▶ _Required work_
Copy all the entries word for word, but omit the pictures.
--- Start ---
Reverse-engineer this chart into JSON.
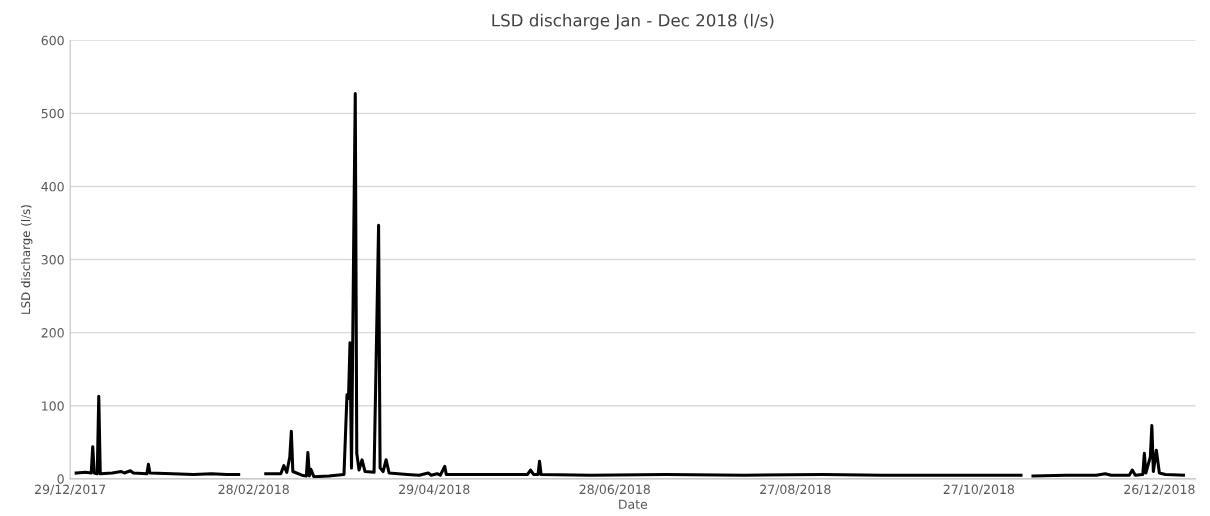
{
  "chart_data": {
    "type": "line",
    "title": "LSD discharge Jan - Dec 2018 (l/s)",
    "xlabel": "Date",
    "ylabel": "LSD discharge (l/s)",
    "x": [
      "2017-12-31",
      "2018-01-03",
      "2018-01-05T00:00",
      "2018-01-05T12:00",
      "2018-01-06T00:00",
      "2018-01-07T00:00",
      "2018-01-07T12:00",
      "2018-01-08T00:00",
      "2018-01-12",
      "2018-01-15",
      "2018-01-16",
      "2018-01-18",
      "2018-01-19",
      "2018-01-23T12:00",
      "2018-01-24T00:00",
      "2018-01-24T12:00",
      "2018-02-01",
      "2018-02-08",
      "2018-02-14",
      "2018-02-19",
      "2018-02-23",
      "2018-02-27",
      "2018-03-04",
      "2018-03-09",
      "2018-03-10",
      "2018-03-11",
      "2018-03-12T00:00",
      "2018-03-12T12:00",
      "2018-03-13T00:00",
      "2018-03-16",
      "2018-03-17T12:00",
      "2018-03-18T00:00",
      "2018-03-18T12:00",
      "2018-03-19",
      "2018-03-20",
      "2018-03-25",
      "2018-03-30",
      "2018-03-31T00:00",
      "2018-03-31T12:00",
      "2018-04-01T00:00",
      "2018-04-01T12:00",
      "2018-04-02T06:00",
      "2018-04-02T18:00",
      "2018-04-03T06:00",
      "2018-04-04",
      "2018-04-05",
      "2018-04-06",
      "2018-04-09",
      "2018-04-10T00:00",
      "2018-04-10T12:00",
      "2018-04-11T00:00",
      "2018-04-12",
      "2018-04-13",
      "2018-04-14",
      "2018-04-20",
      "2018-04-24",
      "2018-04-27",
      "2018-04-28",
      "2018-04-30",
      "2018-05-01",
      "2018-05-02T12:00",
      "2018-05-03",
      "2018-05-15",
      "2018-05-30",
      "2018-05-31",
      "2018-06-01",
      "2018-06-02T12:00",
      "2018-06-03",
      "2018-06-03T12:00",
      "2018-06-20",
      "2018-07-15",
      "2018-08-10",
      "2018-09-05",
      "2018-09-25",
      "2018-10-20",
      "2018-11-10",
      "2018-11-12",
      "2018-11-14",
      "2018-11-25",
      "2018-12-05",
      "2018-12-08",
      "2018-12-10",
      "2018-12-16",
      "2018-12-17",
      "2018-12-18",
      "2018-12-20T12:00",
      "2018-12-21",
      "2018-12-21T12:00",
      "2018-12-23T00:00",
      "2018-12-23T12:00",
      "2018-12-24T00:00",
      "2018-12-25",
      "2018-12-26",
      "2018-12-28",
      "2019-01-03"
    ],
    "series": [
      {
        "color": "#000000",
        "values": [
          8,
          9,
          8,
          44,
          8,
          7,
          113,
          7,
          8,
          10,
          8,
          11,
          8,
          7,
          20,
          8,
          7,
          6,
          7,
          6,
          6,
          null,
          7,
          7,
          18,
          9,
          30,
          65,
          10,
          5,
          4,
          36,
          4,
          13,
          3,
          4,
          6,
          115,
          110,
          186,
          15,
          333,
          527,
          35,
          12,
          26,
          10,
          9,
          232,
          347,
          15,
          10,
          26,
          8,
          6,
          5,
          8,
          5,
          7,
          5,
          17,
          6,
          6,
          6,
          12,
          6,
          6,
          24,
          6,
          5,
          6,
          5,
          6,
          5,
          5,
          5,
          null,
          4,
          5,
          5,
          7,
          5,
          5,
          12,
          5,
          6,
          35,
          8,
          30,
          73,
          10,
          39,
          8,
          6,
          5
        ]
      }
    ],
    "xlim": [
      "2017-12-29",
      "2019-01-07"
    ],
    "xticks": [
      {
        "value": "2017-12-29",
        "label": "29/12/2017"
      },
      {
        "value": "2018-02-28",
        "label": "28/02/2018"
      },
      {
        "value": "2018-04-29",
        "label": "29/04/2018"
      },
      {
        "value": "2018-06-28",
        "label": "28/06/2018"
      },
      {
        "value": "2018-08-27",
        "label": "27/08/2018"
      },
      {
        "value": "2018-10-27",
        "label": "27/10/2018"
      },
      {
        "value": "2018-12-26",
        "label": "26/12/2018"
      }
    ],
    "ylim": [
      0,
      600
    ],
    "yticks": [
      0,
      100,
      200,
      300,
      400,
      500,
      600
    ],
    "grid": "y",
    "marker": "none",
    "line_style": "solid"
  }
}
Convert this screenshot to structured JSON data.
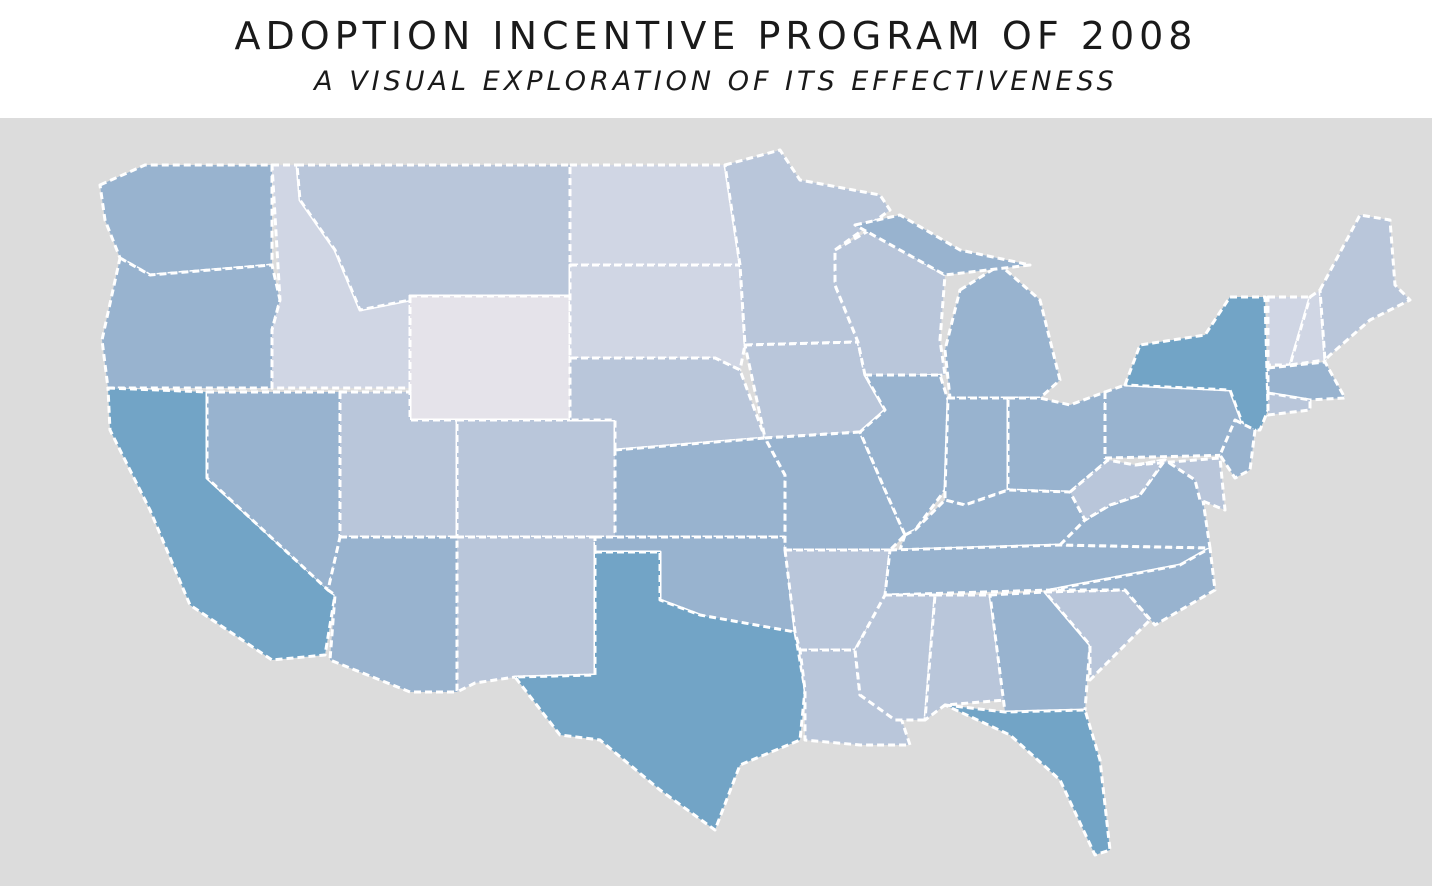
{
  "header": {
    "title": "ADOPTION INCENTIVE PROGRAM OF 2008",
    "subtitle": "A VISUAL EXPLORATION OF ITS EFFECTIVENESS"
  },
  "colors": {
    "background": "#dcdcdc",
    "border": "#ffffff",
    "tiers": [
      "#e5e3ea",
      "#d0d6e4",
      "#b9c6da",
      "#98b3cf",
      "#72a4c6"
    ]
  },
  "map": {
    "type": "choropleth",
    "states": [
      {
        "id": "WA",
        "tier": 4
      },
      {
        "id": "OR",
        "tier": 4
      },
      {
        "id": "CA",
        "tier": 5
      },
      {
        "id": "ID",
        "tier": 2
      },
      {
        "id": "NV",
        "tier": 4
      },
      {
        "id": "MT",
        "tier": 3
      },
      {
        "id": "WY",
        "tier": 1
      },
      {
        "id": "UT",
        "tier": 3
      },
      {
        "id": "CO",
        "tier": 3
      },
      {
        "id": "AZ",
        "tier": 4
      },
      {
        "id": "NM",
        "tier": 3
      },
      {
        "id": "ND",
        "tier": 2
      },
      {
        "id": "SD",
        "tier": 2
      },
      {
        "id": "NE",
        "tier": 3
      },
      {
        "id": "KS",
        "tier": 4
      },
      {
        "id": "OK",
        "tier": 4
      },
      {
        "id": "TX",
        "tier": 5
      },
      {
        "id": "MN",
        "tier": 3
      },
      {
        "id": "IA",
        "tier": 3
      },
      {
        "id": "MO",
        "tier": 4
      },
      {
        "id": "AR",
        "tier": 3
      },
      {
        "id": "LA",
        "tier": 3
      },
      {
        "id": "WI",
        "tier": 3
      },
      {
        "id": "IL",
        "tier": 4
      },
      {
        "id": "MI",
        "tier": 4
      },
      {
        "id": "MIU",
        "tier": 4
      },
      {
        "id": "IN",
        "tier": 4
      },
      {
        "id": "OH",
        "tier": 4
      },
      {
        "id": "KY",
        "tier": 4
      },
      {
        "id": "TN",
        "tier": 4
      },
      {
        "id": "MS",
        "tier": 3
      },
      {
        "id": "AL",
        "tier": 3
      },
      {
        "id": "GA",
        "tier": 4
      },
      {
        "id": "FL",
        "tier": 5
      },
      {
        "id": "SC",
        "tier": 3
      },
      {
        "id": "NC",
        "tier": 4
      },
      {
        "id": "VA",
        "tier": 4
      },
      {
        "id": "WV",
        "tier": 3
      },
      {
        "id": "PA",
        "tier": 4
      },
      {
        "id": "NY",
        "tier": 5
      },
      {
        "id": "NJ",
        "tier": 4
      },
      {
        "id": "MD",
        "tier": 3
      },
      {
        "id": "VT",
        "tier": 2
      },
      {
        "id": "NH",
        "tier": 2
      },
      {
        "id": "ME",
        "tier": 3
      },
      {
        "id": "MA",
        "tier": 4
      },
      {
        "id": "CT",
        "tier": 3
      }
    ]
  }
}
--- End ---
▶ _Finished exercise_
Reverse-engineer this chart into JSON.
{
  "chart_data": {
    "type": "line",
    "title": "LSD discharge Jan - Dec 2018 (l/s)",
    "xlabel": "Date",
    "ylabel": "LSD discharge (l/s)",
    "x": [
      "2017-12-31",
      "2018-01-03",
      "2018-01-05T00:00",
      "2018-01-05T12:00",
      "2018-01-06T00:00",
      "2018-01-07T00:00",
      "2018-01-07T12:00",
      "2018-01-08T00:00",
      "2018-01-12",
      "2018-01-15",
      "2018-01-16",
      "2018-01-18",
      "2018-01-19",
      "2018-01-23T12:00",
      "2018-01-24T00:00",
      "2018-01-24T12:00",
      "2018-02-01",
      "2018-02-08",
      "2018-02-14",
      "2018-02-19",
      "2018-02-23",
      "2018-02-27",
      "2018-03-04",
      "2018-03-09",
      "2018-03-10",
      "2018-03-11",
      "2018-03-12T00:00",
      "2018-03-12T12:00",
      "2018-03-13T00:00",
      "2018-03-16",
      "2018-03-17T12:00",
      "2018-03-18T00:00",
      "2018-03-18T12:00",
      "2018-03-19",
      "2018-03-20",
      "2018-03-25",
      "2018-03-30",
      "2018-03-31T00:00",
      "2018-03-31T12:00",
      "2018-04-01T00:00",
      "2018-04-01T12:00",
      "2018-04-02T06:00",
      "2018-04-02T18:00",
      "2018-04-03T06:00",
      "2018-04-04",
      "2018-04-05",
      "2018-04-06",
      "2018-04-09",
      "2018-04-10T00:00",
      "2018-04-10T12:00",
      "2018-04-11T00:00",
      "2018-04-12",
      "2018-04-13",
      "2018-04-14",
      "2018-04-20",
      "2018-04-24",
      "2018-04-27",
      "2018-04-28",
      "2018-04-30",
      "2018-05-01",
      "2018-05-02T12:00",
      "2018-05-03",
      "2018-05-15",
      "2018-05-30",
      "2018-05-31",
      "2018-06-01",
      "2018-06-02T12:00",
      "2018-06-03",
      "2018-06-03T12:00",
      "2018-06-20",
      "2018-07-15",
      "2018-08-10",
      "2018-09-05",
      "2018-09-25",
      "2018-10-20",
      "2018-11-10",
      "2018-11-12",
      "2018-11-14",
      "2018-11-25",
      "2018-12-05",
      "2018-12-08",
      "2018-12-10",
      "2018-12-16",
      "2018-12-17",
      "2018-12-18",
      "2018-12-20T12:00",
      "2018-12-21",
      "2018-12-21T12:00",
      "2018-12-23T00:00",
      "2018-12-23T12:00",
      "2018-12-24T00:00",
      "2018-12-25",
      "2018-12-26",
      "2018-12-28",
      "2019-01-03"
    ],
    "series": [
      {
        "color": "#000000",
        "values": [
          8,
          9,
          8,
          44,
          8,
          7,
          113,
          7,
          8,
          10,
          8,
          11,
          8,
          7,
          20,
          8,
          7,
          6,
          7,
          6,
          6,
          null,
          7,
          7,
          18,
          9,
          30,
          65,
          10,
          5,
          4,
          36,
          4,
          13,
          3,
          4,
          6,
          115,
          110,
          186,
          15,
          333,
          527,
          35,
          12,
          26,
          10,
          9,
          232,
          347,
          15,
          10,
          26,
          8,
          6,
          5,
          8,
          5,
          7,
          5,
          17,
          6,
          6,
          6,
          12,
          6,
          6,
          24,
          6,
          5,
          6,
          5,
          6,
          5,
          5,
          5,
          null,
          4,
          5,
          5,
          7,
          5,
          5,
          12,
          5,
          6,
          35,
          8,
          30,
          73,
          10,
          39,
          8,
          6,
          5
        ]
      }
    ],
    "xlim": [
      "2017-12-29",
      "2019-01-07"
    ],
    "xticks": [
      {
        "value": "2017-12-29",
        "label": "29/12/2017"
      },
      {
        "value": "2018-02-28",
        "label": "28/02/2018"
      },
      {
        "value": "2018-04-29",
        "label": "29/04/2018"
      },
      {
        "value": "2018-06-28",
        "label": "28/06/2018"
      },
      {
        "value": "2018-08-27",
        "label": "27/08/2018"
      },
      {
        "value": "2018-10-27",
        "label": "27/10/2018"
      },
      {
        "value": "2018-12-26",
        "label": "26/12/2018"
      }
    ],
    "ylim": [
      0,
      600
    ],
    "yticks": [
      0,
      100,
      200,
      300,
      400,
      500,
      600
    ],
    "grid": "y",
    "marker": "none",
    "line_style": "solid"
  }
}
Convert this screenshot to structured JSON data.
{
  "header": {
    "title": "ADOPTION INCENTIVE PROGRAM OF 2008",
    "subtitle": "A VISUAL EXPLORATION OF ITS EFFECTIVENESS"
  },
  "colors": {
    "background": "#dcdcdc",
    "border": "#ffffff",
    "tiers": [
      "#e5e3ea",
      "#d0d6e4",
      "#b9c6da",
      "#98b3cf",
      "#72a4c6"
    ]
  },
  "map": {
    "type": "choropleth",
    "states": [
      {
        "id": "WA",
        "tier": 4
      },
      {
        "id": "OR",
        "tier": 4
      },
      {
        "id": "CA",
        "tier": 5
      },
      {
        "id": "ID",
        "tier": 2
      },
      {
        "id": "NV",
        "tier": 4
      },
      {
        "id": "MT",
        "tier": 3
      },
      {
        "id": "WY",
        "tier": 1
      },
      {
        "id": "UT",
        "tier": 3
      },
      {
        "id": "CO",
        "tier": 3
      },
      {
        "id": "AZ",
        "tier": 4
      },
      {
        "id": "NM",
        "tier": 3
      },
      {
        "id": "ND",
        "tier": 2
      },
      {
        "id": "SD",
        "tier": 2
      },
      {
        "id": "NE",
        "tier": 3
      },
      {
        "id": "KS",
        "tier": 4
      },
      {
        "id": "OK",
        "tier": 4
      },
      {
        "id": "TX",
        "tier": 5
      },
      {
        "id": "MN",
        "tier": 3
      },
      {
        "id": "IA",
        "tier": 3
      },
      {
        "id": "MO",
        "tier": 4
      },
      {
        "id": "AR",
        "tier": 3
      },
      {
        "id": "LA",
        "tier": 3
      },
      {
        "id": "WI",
        "tier": 3
      },
      {
        "id": "IL",
        "tier": 4
      },
      {
        "id": "MI",
        "tier": 4
      },
      {
        "id": "MIU",
        "tier": 4
      },
      {
        "id": "IN",
        "tier": 4
      },
      {
        "id": "OH",
        "tier": 4
      },
      {
        "id": "KY",
        "tier": 4
      },
      {
        "id": "TN",
        "tier": 4
      },
      {
        "id": "MS",
        "tier": 3
      },
      {
        "id": "AL",
        "tier": 3
      },
      {
        "id": "GA",
        "tier": 4
      },
      {
        "id": "FL",
        "tier": 5
      },
      {
        "id": "SC",
        "tier": 3
      },
      {
        "id": "NC",
        "tier": 4
      },
      {
        "id": "VA",
        "tier": 4
      },
      {
        "id": "WV",
        "tier": 3
      },
      {
        "id": "PA",
        "tier": 4
      },
      {
        "id": "NY",
        "tier": 5
      },
      {
        "id": "NJ",
        "tier": 4
      },
      {
        "id": "MD",
        "tier": 3
      },
      {
        "id": "VT",
        "tier": 2
      },
      {
        "id": "NH",
        "tier": 2
      },
      {
        "id": "ME",
        "tier": 3
      },
      {
        "id": "MA",
        "tier": 4
      },
      {
        "id": "CT",
        "tier": 3
      }
    ]
  }
}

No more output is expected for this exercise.